JOB
Report, as a bare number, how many lines hold "напитков".

[MATERIAL PROVIDED start]

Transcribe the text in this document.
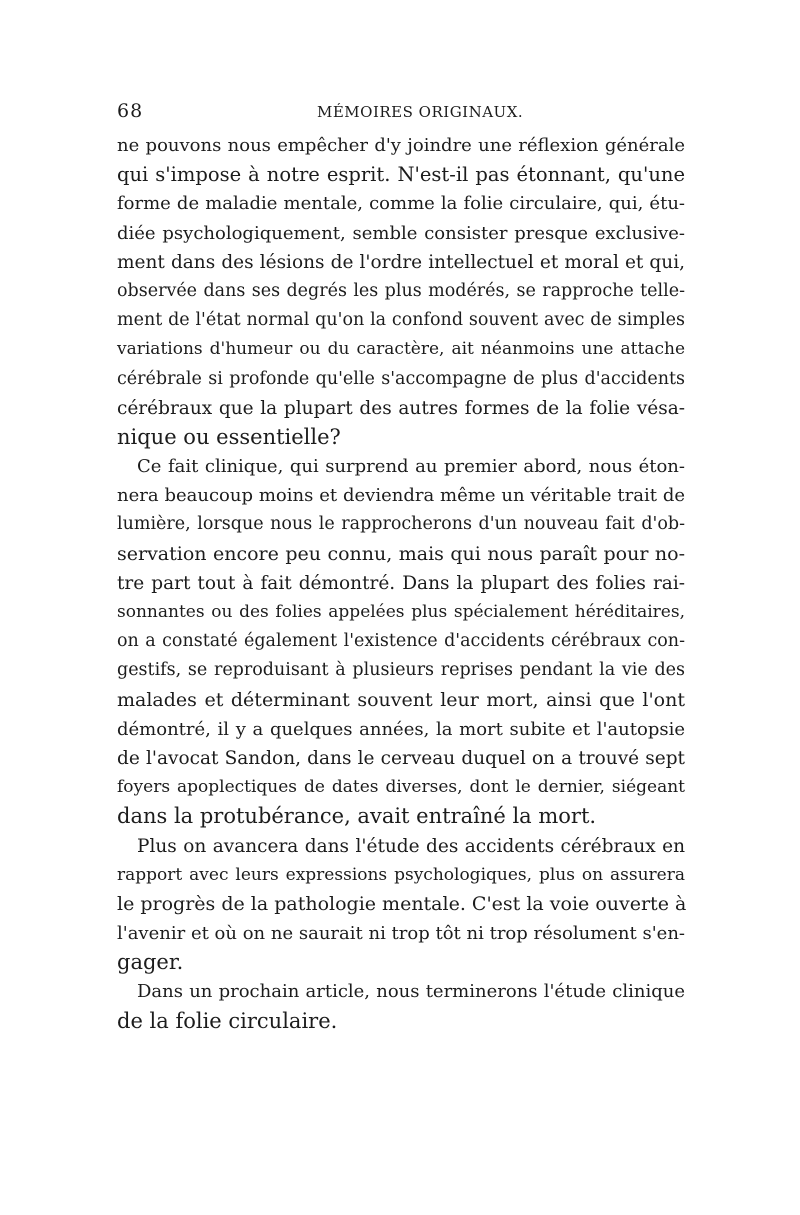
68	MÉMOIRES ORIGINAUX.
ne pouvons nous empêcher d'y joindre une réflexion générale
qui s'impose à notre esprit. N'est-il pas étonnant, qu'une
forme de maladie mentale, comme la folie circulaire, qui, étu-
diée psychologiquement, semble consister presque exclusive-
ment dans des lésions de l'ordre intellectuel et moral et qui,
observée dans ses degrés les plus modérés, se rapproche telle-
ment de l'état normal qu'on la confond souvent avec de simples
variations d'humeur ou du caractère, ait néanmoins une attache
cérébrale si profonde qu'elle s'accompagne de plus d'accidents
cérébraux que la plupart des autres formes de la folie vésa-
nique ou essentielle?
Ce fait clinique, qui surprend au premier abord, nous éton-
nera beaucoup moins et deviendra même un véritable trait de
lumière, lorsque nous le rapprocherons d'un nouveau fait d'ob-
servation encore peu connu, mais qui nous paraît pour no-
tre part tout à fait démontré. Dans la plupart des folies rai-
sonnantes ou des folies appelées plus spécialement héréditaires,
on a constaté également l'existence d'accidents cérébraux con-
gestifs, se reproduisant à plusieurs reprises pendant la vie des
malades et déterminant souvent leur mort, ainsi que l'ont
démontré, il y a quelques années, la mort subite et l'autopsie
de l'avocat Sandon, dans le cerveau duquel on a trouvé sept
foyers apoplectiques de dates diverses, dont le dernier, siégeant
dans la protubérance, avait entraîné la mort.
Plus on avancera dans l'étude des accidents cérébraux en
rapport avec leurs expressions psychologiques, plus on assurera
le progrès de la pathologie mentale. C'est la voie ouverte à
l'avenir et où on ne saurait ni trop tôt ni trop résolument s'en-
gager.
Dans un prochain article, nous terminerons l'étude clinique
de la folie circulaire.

[MATERIAL PROVIDED end]
[MATERIAL PROVIDED start]

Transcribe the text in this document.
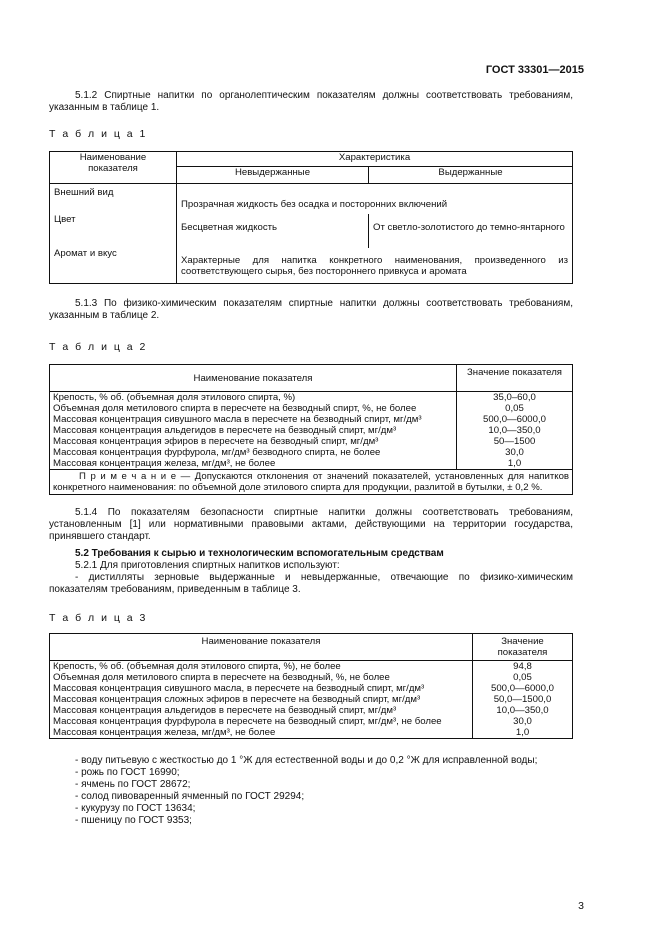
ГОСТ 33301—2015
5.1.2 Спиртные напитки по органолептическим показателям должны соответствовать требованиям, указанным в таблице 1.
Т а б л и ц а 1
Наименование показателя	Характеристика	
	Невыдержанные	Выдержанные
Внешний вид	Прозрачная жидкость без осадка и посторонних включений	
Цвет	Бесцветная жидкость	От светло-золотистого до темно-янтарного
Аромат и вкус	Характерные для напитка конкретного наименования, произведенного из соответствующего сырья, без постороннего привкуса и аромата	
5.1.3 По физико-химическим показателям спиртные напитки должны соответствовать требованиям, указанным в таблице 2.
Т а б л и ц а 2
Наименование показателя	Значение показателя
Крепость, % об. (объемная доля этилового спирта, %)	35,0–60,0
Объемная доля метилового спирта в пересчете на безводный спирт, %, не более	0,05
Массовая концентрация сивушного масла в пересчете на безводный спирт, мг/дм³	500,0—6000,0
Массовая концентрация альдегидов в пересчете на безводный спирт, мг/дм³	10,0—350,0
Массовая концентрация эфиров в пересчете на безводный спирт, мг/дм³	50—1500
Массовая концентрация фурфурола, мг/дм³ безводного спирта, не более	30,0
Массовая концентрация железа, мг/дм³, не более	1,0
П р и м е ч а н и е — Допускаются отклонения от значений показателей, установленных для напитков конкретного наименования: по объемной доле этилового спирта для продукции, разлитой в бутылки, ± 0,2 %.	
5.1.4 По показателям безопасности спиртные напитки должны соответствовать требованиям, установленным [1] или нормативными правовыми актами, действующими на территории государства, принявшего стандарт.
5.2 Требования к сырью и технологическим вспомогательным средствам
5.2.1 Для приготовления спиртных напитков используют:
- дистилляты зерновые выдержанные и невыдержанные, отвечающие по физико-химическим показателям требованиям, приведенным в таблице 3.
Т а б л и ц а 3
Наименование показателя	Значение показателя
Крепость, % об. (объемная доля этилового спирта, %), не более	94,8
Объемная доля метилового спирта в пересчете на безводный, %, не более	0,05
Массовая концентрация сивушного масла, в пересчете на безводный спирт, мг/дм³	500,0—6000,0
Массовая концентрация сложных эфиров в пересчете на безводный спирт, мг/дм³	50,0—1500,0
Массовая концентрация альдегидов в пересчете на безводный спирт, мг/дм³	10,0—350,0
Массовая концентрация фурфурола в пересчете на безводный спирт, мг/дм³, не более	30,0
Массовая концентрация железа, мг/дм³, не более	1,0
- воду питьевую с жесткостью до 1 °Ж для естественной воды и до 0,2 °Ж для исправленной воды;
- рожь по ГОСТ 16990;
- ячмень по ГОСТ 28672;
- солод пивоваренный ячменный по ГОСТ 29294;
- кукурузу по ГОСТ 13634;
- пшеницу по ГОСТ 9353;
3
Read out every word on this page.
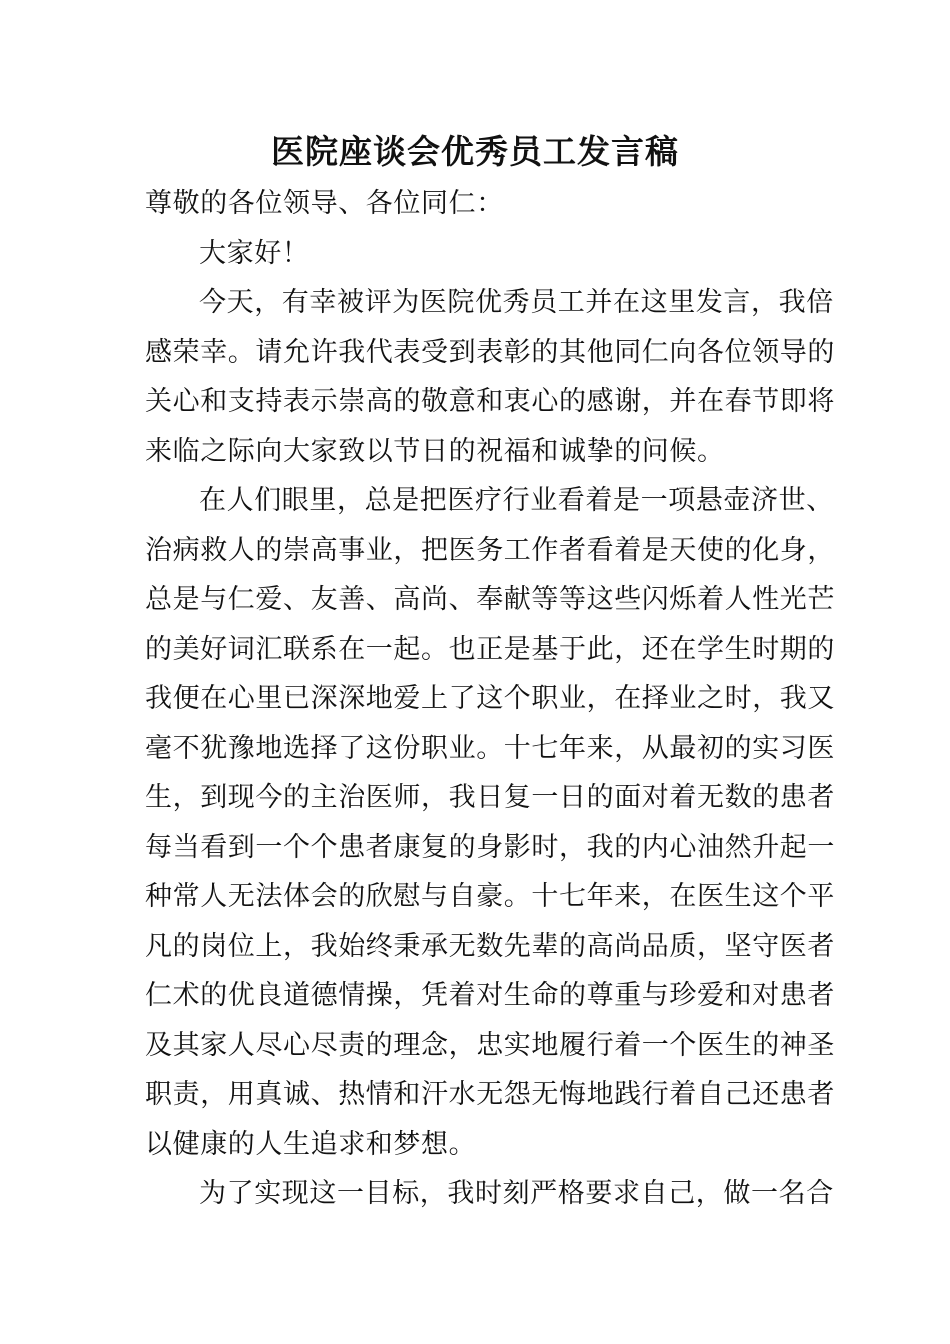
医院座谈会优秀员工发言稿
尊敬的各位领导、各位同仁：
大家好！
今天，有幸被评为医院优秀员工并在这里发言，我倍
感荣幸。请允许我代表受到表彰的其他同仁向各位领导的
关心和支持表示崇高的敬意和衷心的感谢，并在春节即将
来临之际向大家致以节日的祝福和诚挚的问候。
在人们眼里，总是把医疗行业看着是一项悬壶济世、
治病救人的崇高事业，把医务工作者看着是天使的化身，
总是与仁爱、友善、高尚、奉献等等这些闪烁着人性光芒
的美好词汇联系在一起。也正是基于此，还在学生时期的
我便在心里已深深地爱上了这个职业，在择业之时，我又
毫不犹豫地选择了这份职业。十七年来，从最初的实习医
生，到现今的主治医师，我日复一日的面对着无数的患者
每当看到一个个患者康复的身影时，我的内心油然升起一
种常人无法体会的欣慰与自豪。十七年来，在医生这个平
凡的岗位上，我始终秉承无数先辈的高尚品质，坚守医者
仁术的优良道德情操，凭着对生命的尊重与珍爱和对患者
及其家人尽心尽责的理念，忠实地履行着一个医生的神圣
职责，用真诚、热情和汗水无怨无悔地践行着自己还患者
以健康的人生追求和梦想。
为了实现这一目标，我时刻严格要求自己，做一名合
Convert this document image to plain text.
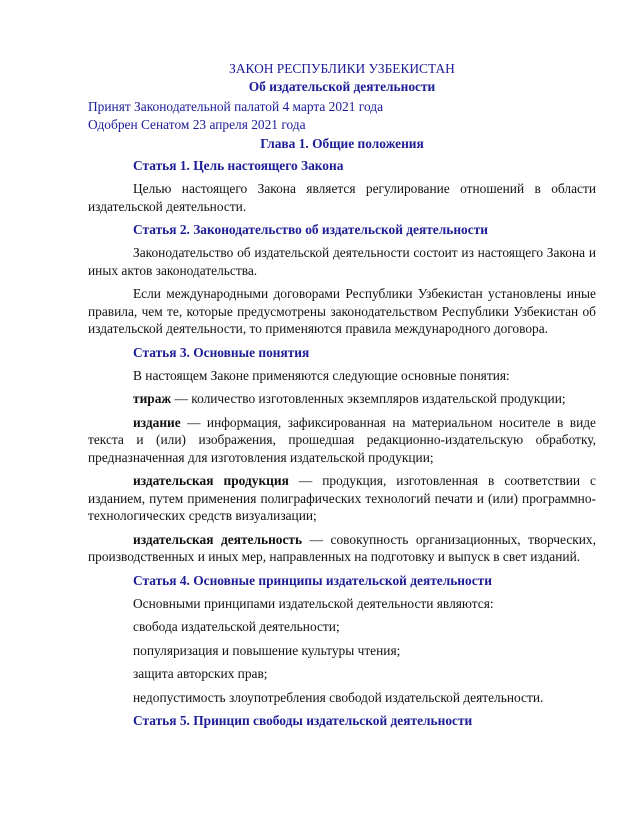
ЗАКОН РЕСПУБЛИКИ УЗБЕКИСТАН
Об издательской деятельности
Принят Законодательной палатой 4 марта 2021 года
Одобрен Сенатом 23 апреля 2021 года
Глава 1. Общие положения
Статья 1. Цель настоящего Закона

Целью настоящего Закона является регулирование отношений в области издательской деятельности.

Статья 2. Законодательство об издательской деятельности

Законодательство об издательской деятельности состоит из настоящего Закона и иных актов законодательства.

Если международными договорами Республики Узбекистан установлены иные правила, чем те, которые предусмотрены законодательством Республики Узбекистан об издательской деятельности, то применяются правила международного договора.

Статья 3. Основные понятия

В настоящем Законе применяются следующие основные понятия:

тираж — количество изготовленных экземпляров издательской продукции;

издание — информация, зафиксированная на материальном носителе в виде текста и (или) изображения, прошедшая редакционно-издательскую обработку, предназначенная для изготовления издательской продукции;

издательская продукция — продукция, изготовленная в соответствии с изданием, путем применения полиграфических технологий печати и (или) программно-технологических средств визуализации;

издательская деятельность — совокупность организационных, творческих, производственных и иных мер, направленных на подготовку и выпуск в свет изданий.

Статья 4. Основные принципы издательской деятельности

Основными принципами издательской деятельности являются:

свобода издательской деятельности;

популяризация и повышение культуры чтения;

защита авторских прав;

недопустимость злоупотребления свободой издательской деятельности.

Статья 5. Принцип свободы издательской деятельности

[MATERIAL PROVIDED end]
[MATERIAL PROVIDED start]

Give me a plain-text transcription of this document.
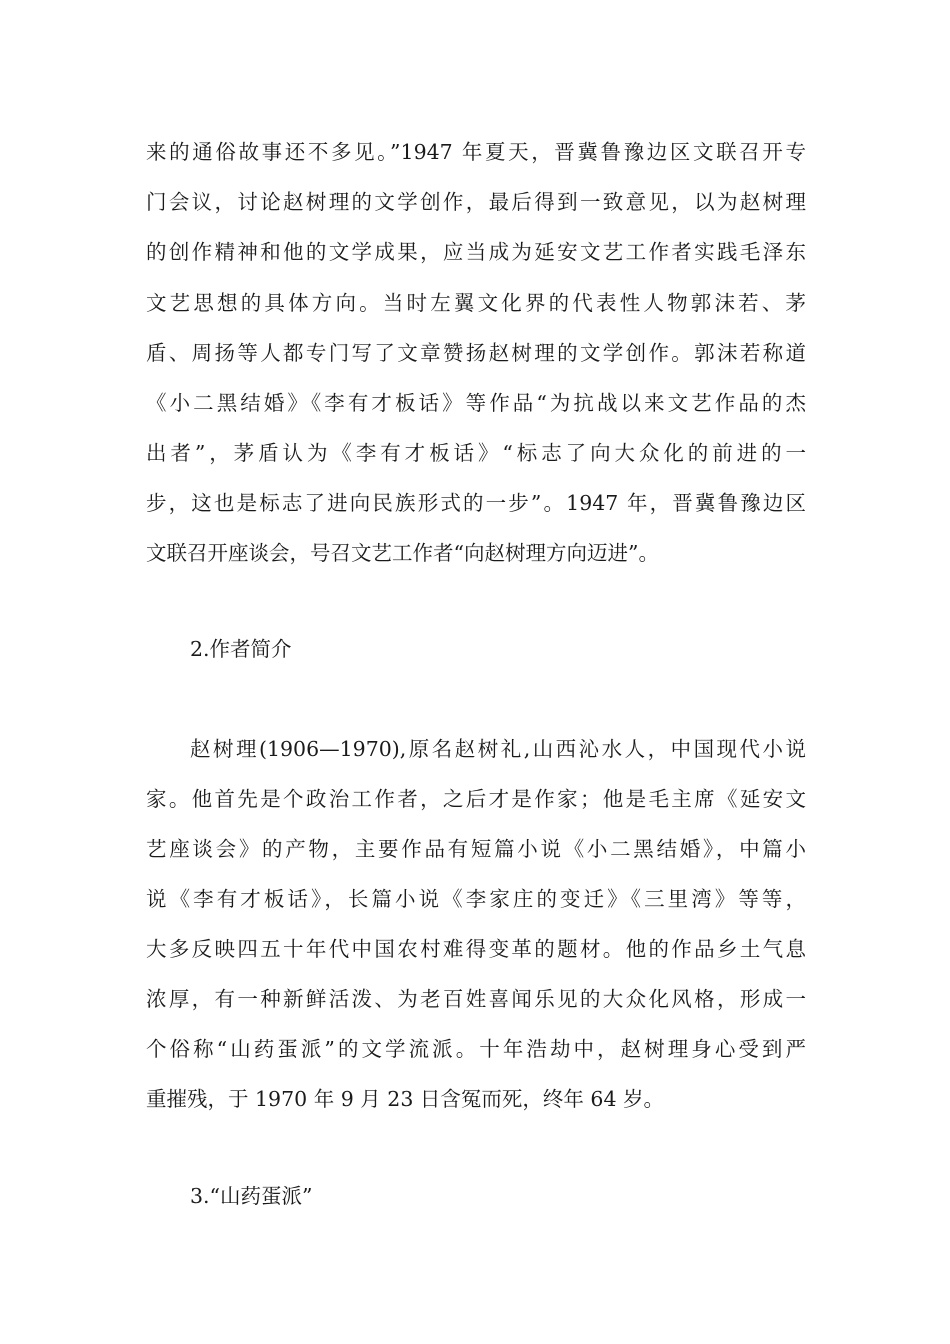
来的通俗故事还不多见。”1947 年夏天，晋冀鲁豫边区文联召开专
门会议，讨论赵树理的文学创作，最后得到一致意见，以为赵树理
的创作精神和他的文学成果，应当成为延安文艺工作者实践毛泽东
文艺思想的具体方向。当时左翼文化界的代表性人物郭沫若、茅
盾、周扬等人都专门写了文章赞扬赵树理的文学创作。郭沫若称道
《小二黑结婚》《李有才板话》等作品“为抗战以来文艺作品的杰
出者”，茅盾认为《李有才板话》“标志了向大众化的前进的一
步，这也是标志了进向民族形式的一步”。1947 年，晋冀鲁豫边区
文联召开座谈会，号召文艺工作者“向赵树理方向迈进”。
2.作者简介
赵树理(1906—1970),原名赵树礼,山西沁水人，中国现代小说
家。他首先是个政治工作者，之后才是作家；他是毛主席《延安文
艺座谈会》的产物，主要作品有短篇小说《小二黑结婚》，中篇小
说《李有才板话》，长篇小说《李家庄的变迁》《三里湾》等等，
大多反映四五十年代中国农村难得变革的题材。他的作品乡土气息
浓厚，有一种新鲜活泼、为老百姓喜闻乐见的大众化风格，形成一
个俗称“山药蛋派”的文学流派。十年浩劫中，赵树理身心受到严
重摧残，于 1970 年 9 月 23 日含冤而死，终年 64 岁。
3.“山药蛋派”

[MATERIAL PROVIDED end]

RESPONSE FOR THIS EXERCISE
2